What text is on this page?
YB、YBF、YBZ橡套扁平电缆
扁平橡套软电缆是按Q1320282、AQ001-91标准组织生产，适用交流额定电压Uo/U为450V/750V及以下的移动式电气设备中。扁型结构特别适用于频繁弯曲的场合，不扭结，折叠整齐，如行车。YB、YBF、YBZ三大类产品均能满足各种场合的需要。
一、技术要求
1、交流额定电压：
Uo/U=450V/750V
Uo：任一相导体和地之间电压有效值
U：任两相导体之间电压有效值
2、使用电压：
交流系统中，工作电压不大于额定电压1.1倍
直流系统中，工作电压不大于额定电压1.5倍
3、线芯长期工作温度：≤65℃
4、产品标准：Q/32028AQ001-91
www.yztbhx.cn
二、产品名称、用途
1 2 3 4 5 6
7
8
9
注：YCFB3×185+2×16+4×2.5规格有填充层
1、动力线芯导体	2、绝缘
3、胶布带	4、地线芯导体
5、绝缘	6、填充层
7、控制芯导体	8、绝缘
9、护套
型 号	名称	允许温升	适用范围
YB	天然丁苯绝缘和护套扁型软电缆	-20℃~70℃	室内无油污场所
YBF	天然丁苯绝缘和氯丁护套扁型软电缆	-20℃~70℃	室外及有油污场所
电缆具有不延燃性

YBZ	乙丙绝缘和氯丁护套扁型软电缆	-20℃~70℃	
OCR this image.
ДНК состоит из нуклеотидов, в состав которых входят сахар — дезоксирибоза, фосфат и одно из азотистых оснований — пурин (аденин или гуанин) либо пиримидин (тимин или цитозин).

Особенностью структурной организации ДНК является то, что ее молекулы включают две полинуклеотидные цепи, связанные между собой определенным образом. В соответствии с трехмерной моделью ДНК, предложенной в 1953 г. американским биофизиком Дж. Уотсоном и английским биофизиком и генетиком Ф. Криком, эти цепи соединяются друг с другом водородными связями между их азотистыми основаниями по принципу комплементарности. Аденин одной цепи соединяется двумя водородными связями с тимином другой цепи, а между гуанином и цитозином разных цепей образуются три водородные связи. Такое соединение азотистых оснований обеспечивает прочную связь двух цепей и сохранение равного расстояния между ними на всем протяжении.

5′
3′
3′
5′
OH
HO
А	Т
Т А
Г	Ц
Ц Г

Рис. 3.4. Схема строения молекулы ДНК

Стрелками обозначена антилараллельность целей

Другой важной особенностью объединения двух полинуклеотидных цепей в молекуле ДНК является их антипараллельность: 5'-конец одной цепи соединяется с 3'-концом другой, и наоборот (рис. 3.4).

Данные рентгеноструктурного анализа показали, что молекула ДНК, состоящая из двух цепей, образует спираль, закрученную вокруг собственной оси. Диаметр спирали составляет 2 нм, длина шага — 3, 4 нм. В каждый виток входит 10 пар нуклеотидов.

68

- - -

*Short task:* Reproduce all the data word for word.

*Task solution:*
What text is on this page?
YB、YBF、YBZ橡套扁平电缆
扁平橡套软电缆是按Q1320282、AQ001-91标准组织生产，适用交流额定电压Uo/U为450V/750V及以下的移动式电气设备中。扁型结构特别适用于频繁弯曲的场合，不扭结，折叠整齐，如行车。YB、YBF、YBZ三大类产品均能满足各种场合的需要。
一、技术要求
1、交流额定电压：
Uo/U=450V/750V
Uo：任一相导体和地之间电压有效值
U：任两相导体之间电压有效值
2、使用电压：
交流系统中，工作电压不大于额定电压1.1倍
直流系统中，工作电压不大于额定电压1.5倍
3、线芯长期工作温度：≤65℃
4、产品标准：Q/32028AQ001-91
www.yztbhx.cn
二、产品名称、用途
1 2 3 4 5 6
7
8
9
注：YCFB3×185+2×16+4×2.5规格有填充层
1、动力线芯导体	2、绝缘
3、胶布带	4、地线芯导体
5、绝缘	6、填充层
7、控制芯导体	8、绝缘
9、护套
型 号	名称	允许温升	适用范围
YB	天然丁苯绝缘和护套扁型软电缆	-20℃~70℃	室内无油污场所
YBF	天然丁苯绝缘和氯丁护套扁型软电缆	-20℃~70℃	室外及有油污场所
电缆具有不延燃性

YBZ	乙丙绝缘和氯丁护套扁型软电缆	-20℃~70℃	
OCR this image.
ДНК состоит из нуклеотидов, в состав которых входят сахар — дезоксирибоза, фосфат и одно из азотистых оснований — пурин (аденин или гуанин) либо пиримидин (тимин или цитозин).

Особенностью структурной организации ДНК является то, что ее молекулы включают две полинуклеотидные цепи, связанные между собой определенным образом. В соответствии с трехмерной моделью ДНК, предложенной в 1953 г. американским биофизиком Дж. Уотсоном и английским биофизиком и генетиком Ф. Криком, эти цепи соединяются друг с другом водородными связями между их азотистыми основаниями по принципу комплементарности. Аденин одной цепи соединяется двумя водородными связями с тимином другой цепи, а между гуанином и цитозином разных цепей образуются три водородные связи. Такое соединение азотистых оснований обеспечивает прочную связь двух цепей и сохранение равного расстояния между ними на всем протяжении.

5′
3′
3′
5′
OH
HO
А	Т
Т А
Г	Ц
Ц Г

Рис. 3.4. Схема строения молекулы ДНК

Стрелками обозначена антилараллельность целей

Другой важной особенностью объединения двух полинуклеотидных цепей в молекуле ДНК является их антипараллельность: 5'-конец одной цепи соединяется с 3'-концом другой, и наоборот (рис. 3.4).

Данные рентгеноструктурного анализа показали, что молекула ДНК, состоящая из двух цепей, образует спираль, закрученную вокруг собственной оси. Диаметр спирали составляет 2 нм, длина шага — 3, 4 нм. В каждый виток входит 10 пар нуклеотидов.

68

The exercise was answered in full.